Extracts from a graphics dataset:

+---+

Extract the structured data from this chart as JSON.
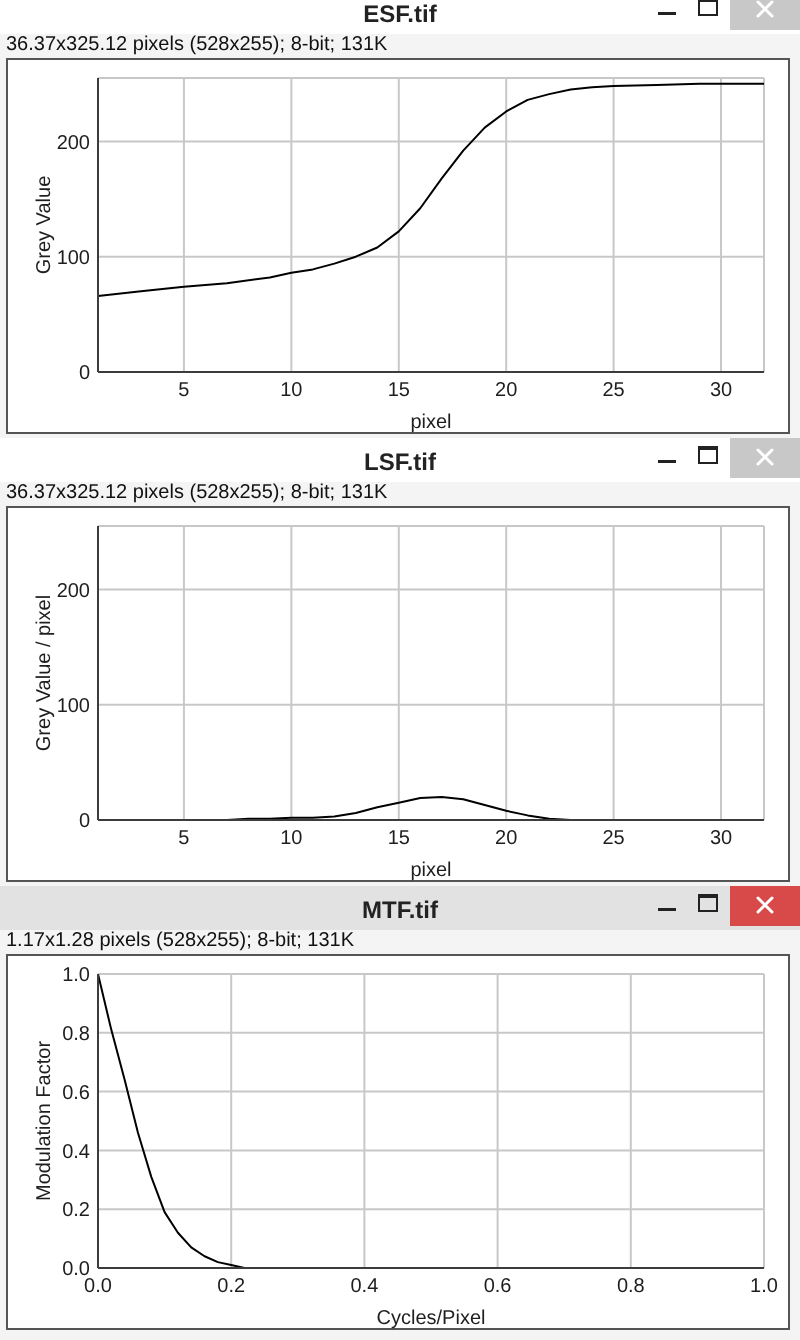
{
  "chart_data": [
    {
      "type": "line",
      "title": "ESF.tif",
      "subtitle": "36.37x325.12 pixels (528x255); 8-bit; 131K",
      "xlabel": "pixel",
      "ylabel": "Grey Value",
      "x": [
        1,
        3,
        5,
        7,
        9,
        10,
        11,
        12,
        13,
        14,
        15,
        16,
        17,
        18,
        19,
        20,
        21,
        22,
        23,
        24,
        25,
        27,
        29,
        32
      ],
      "values": [
        66,
        70,
        74,
        77,
        82,
        86,
        89,
        94,
        100,
        108,
        122,
        142,
        168,
        192,
        212,
        226,
        236,
        241,
        245,
        247,
        248,
        249,
        250,
        250
      ],
      "color": "#000000",
      "xlim": [
        1,
        32
      ],
      "ylim": [
        0,
        255
      ],
      "xticks": [
        5,
        10,
        15,
        20,
        25,
        30
      ],
      "yticks": [
        0,
        100,
        200
      ],
      "grid": true
    },
    {
      "type": "line",
      "title": "LSF.tif",
      "subtitle": "36.37x325.12 pixels (528x255); 8-bit; 131K",
      "xlabel": "pixel",
      "ylabel": "Grey Value / pixel",
      "x": [
        1,
        4,
        7,
        8,
        9,
        10,
        11,
        12,
        13,
        14,
        15,
        16,
        17,
        18,
        19,
        20,
        21,
        22,
        23,
        23.5
      ],
      "values": [
        0,
        0,
        0,
        1,
        1,
        2,
        2,
        3,
        6,
        11,
        15,
        19,
        20,
        18,
        13,
        8,
        4,
        1,
        0,
        0
      ],
      "color": "#000000",
      "xlim": [
        1,
        32
      ],
      "ylim": [
        0,
        255
      ],
      "xticks": [
        5,
        10,
        15,
        20,
        25,
        30
      ],
      "yticks": [
        0,
        100,
        200
      ],
      "grid": true
    },
    {
      "type": "line",
      "title": "MTF.tif",
      "subtitle": "1.17x1.28 pixels (528x255); 8-bit; 131K",
      "xlabel": "Cycles/Pixel",
      "ylabel": "Modulation Factor",
      "x": [
        0,
        0.02,
        0.04,
        0.06,
        0.08,
        0.1,
        0.12,
        0.14,
        0.16,
        0.18,
        0.2,
        0.22,
        0.27
      ],
      "values": [
        1,
        0.81,
        0.64,
        0.46,
        0.31,
        0.19,
        0.12,
        0.07,
        0.04,
        0.02,
        0.01,
        0,
        0
      ],
      "color": "#000000",
      "xlim": [
        0,
        1
      ],
      "ylim": [
        0,
        1
      ],
      "xticks": [
        {
          "value": 0,
          "label": "0.0"
        },
        0.2,
        0.4,
        0.6,
        0.8,
        {
          "value": 1,
          "label": "1.0"
        }
      ],
      "yticks": [
        {
          "value": 0,
          "label": "0.0"
        },
        0.2,
        0.4,
        0.6,
        0.8,
        {
          "value": 1,
          "label": "1.0"
        }
      ],
      "grid": true
    }
  ]
}
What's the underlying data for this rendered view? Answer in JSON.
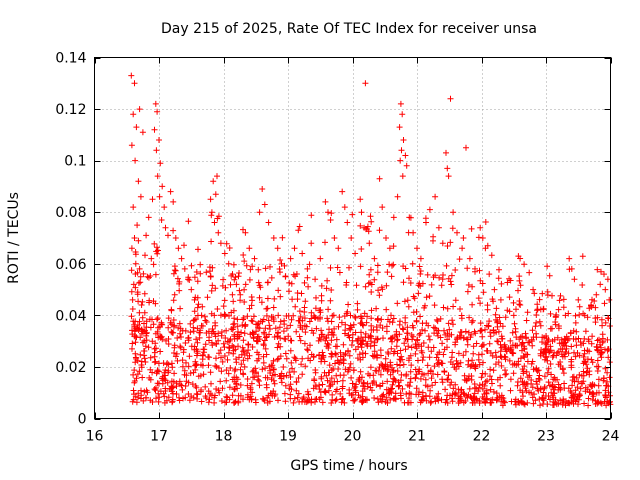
{
  "chart_data": {
    "type": "scatter",
    "title": "Day 215 of 2025, Rate Of TEC Index for receiver unsa",
    "xlabel": "GPS time / hours",
    "ylabel": "ROTI / TECUs",
    "xlim": [
      16,
      24
    ],
    "ylim": [
      0,
      0.14
    ],
    "xticks": [
      "16",
      "17",
      "18",
      "19",
      "20",
      "21",
      "22",
      "23",
      "24"
    ],
    "yticks": [
      "0",
      "0.02",
      "0.04",
      "0.06",
      "0.08",
      "0.1",
      "0.12",
      "0.14"
    ],
    "grid": true,
    "marker": "+",
    "color": "#ff0000",
    "series": [
      {
        "name": "ROTI",
        "points": [
          [
            16.57,
            0.133
          ],
          [
            16.62,
            0.13
          ],
          [
            16.6,
            0.118
          ],
          [
            16.65,
            0.113
          ],
          [
            16.58,
            0.106
          ],
          [
            16.63,
            0.1
          ],
          [
            16.7,
            0.12
          ],
          [
            16.75,
            0.111
          ],
          [
            16.68,
            0.092
          ],
          [
            16.72,
            0.086
          ],
          [
            16.6,
            0.082
          ],
          [
            16.66,
            0.075
          ],
          [
            16.62,
            0.07
          ],
          [
            16.58,
            0.066
          ],
          [
            16.64,
            0.06
          ],
          [
            16.7,
            0.058
          ],
          [
            16.61,
            0.052
          ],
          [
            16.67,
            0.049
          ],
          [
            16.59,
            0.046
          ],
          [
            16.73,
            0.044
          ],
          [
            16.78,
            0.041
          ],
          [
            16.82,
            0.055
          ],
          [
            16.88,
            0.062
          ],
          [
            16.8,
            0.071
          ],
          [
            16.84,
            0.078
          ],
          [
            16.9,
            0.085
          ],
          [
            16.95,
            0.122
          ],
          [
            16.97,
            0.119
          ],
          [
            16.93,
            0.112
          ],
          [
            17.0,
            0.108
          ],
          [
            16.96,
            0.104
          ],
          [
            17.02,
            0.099
          ],
          [
            16.98,
            0.094
          ],
          [
            17.05,
            0.09
          ],
          [
            17.01,
            0.086
          ],
          [
            17.08,
            0.082
          ],
          [
            17.04,
            0.077
          ],
          [
            17.1,
            0.074
          ],
          [
            17.14,
            0.071
          ],
          [
            17.18,
            0.088
          ],
          [
            17.22,
            0.084
          ],
          [
            17.26,
            0.07
          ],
          [
            17.3,
            0.066
          ],
          [
            17.35,
            0.062
          ],
          [
            17.4,
            0.058
          ],
          [
            17.45,
            0.054
          ],
          [
            17.5,
            0.05
          ],
          [
            17.55,
            0.046
          ],
          [
            17.6,
            0.043
          ],
          [
            17.66,
            0.04
          ],
          [
            17.72,
            0.038
          ],
          [
            17.8,
            0.085
          ],
          [
            17.84,
            0.092
          ],
          [
            17.88,
            0.087
          ],
          [
            17.82,
            0.08
          ],
          [
            17.9,
            0.094
          ],
          [
            17.86,
            0.076
          ],
          [
            17.92,
            0.072
          ],
          [
            17.96,
            0.068
          ],
          [
            18.02,
            0.064
          ],
          [
            18.08,
            0.06
          ],
          [
            18.14,
            0.056
          ],
          [
            18.2,
            0.052
          ],
          [
            18.26,
            0.048
          ],
          [
            18.34,
            0.072
          ],
          [
            18.4,
            0.066
          ],
          [
            18.48,
            0.062
          ],
          [
            18.56,
            0.08
          ],
          [
            18.6,
            0.089
          ],
          [
            18.64,
            0.083
          ],
          [
            18.7,
            0.076
          ],
          [
            18.78,
            0.07
          ],
          [
            18.84,
            0.066
          ],
          [
            18.9,
            0.06
          ],
          [
            18.96,
            0.055
          ],
          [
            19.04,
            0.062
          ],
          [
            19.1,
            0.066
          ],
          [
            19.16,
            0.073
          ],
          [
            19.22,
            0.064
          ],
          [
            19.3,
            0.058
          ],
          [
            19.36,
            0.068
          ],
          [
            19.42,
            0.054
          ],
          [
            19.5,
            0.062
          ],
          [
            19.58,
            0.084
          ],
          [
            19.62,
            0.08
          ],
          [
            19.66,
            0.077
          ],
          [
            19.72,
            0.07
          ],
          [
            19.78,
            0.066
          ],
          [
            19.84,
            0.088
          ],
          [
            19.88,
            0.082
          ],
          [
            19.92,
            0.076
          ],
          [
            19.98,
            0.07
          ],
          [
            20.04,
            0.064
          ],
          [
            20.12,
            0.085
          ],
          [
            20.14,
            0.08
          ],
          [
            20.18,
            0.074
          ],
          [
            20.2,
            0.13
          ],
          [
            20.26,
            0.068
          ],
          [
            20.34,
            0.062
          ],
          [
            20.42,
            0.093
          ],
          [
            20.46,
            0.082
          ],
          [
            20.52,
            0.07
          ],
          [
            20.58,
            0.066
          ],
          [
            20.64,
            0.078
          ],
          [
            20.7,
            0.086
          ],
          [
            20.75,
            0.122
          ],
          [
            20.77,
            0.118
          ],
          [
            20.73,
            0.113
          ],
          [
            20.79,
            0.108
          ],
          [
            20.76,
            0.104
          ],
          [
            20.74,
            0.1
          ],
          [
            20.78,
            0.094
          ],
          [
            20.82,
            0.102
          ],
          [
            20.84,
            0.098
          ],
          [
            20.88,
            0.078
          ],
          [
            20.94,
            0.072
          ],
          [
            21.0,
            0.066
          ],
          [
            21.06,
            0.062
          ],
          [
            21.14,
            0.076
          ],
          [
            21.2,
            0.081
          ],
          [
            21.28,
            0.086
          ],
          [
            21.34,
            0.074
          ],
          [
            21.4,
            0.068
          ],
          [
            21.45,
            0.103
          ],
          [
            21.47,
            0.097
          ],
          [
            21.49,
            0.094
          ],
          [
            21.52,
            0.124
          ],
          [
            21.56,
            0.08
          ],
          [
            21.62,
            0.072
          ],
          [
            21.7,
            0.066
          ],
          [
            21.76,
            0.105
          ],
          [
            21.82,
            0.062
          ],
          [
            21.9,
            0.058
          ],
          [
            21.98,
            0.074
          ],
          [
            22.02,
            0.07
          ],
          [
            22.06,
            0.066
          ],
          [
            22.12,
            0.056
          ],
          [
            22.2,
            0.05
          ],
          [
            22.3,
            0.046
          ],
          [
            22.4,
            0.042
          ],
          [
            22.5,
            0.04
          ],
          [
            22.6,
            0.044
          ],
          [
            22.7,
            0.038
          ],
          [
            22.8,
            0.05
          ],
          [
            22.86,
            0.042
          ],
          [
            22.92,
            0.036
          ],
          [
            23.0,
            0.032
          ],
          [
            23.1,
            0.03
          ],
          [
            23.2,
            0.035
          ],
          [
            23.3,
            0.04
          ],
          [
            23.36,
            0.062
          ],
          [
            23.4,
            0.058
          ],
          [
            23.44,
            0.054
          ],
          [
            23.5,
            0.046
          ],
          [
            23.6,
            0.04
          ],
          [
            23.7,
            0.044
          ],
          [
            23.78,
            0.048
          ],
          [
            23.84,
            0.052
          ],
          [
            23.9,
            0.056
          ],
          [
            23.96,
            0.054
          ],
          [
            23.92,
            0.05
          ],
          [
            23.98,
            0.046
          ]
        ]
      }
    ]
  }
}
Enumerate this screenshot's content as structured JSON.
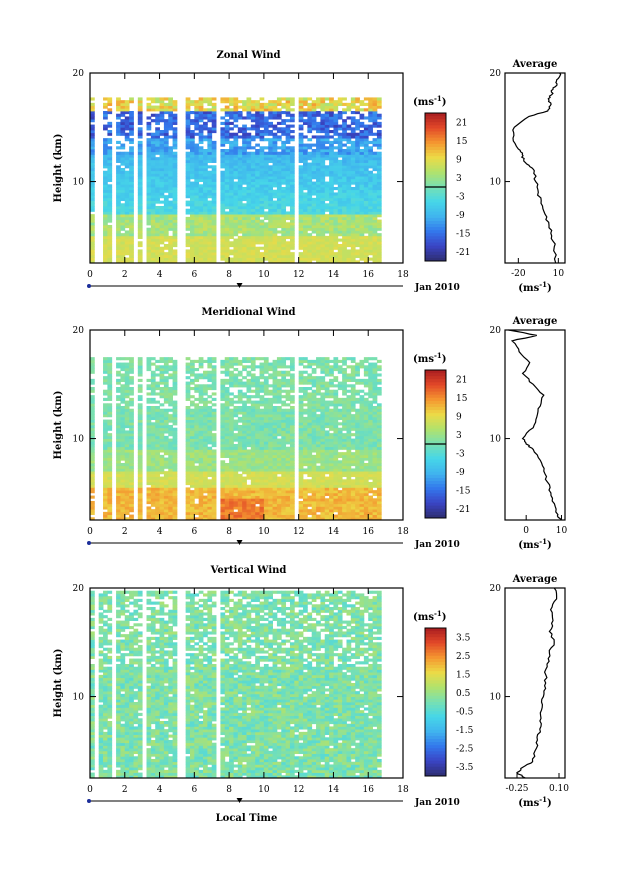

+---+

_Your objective_
Give only the number of lines in the entries that contain "JSON".

_Response_
3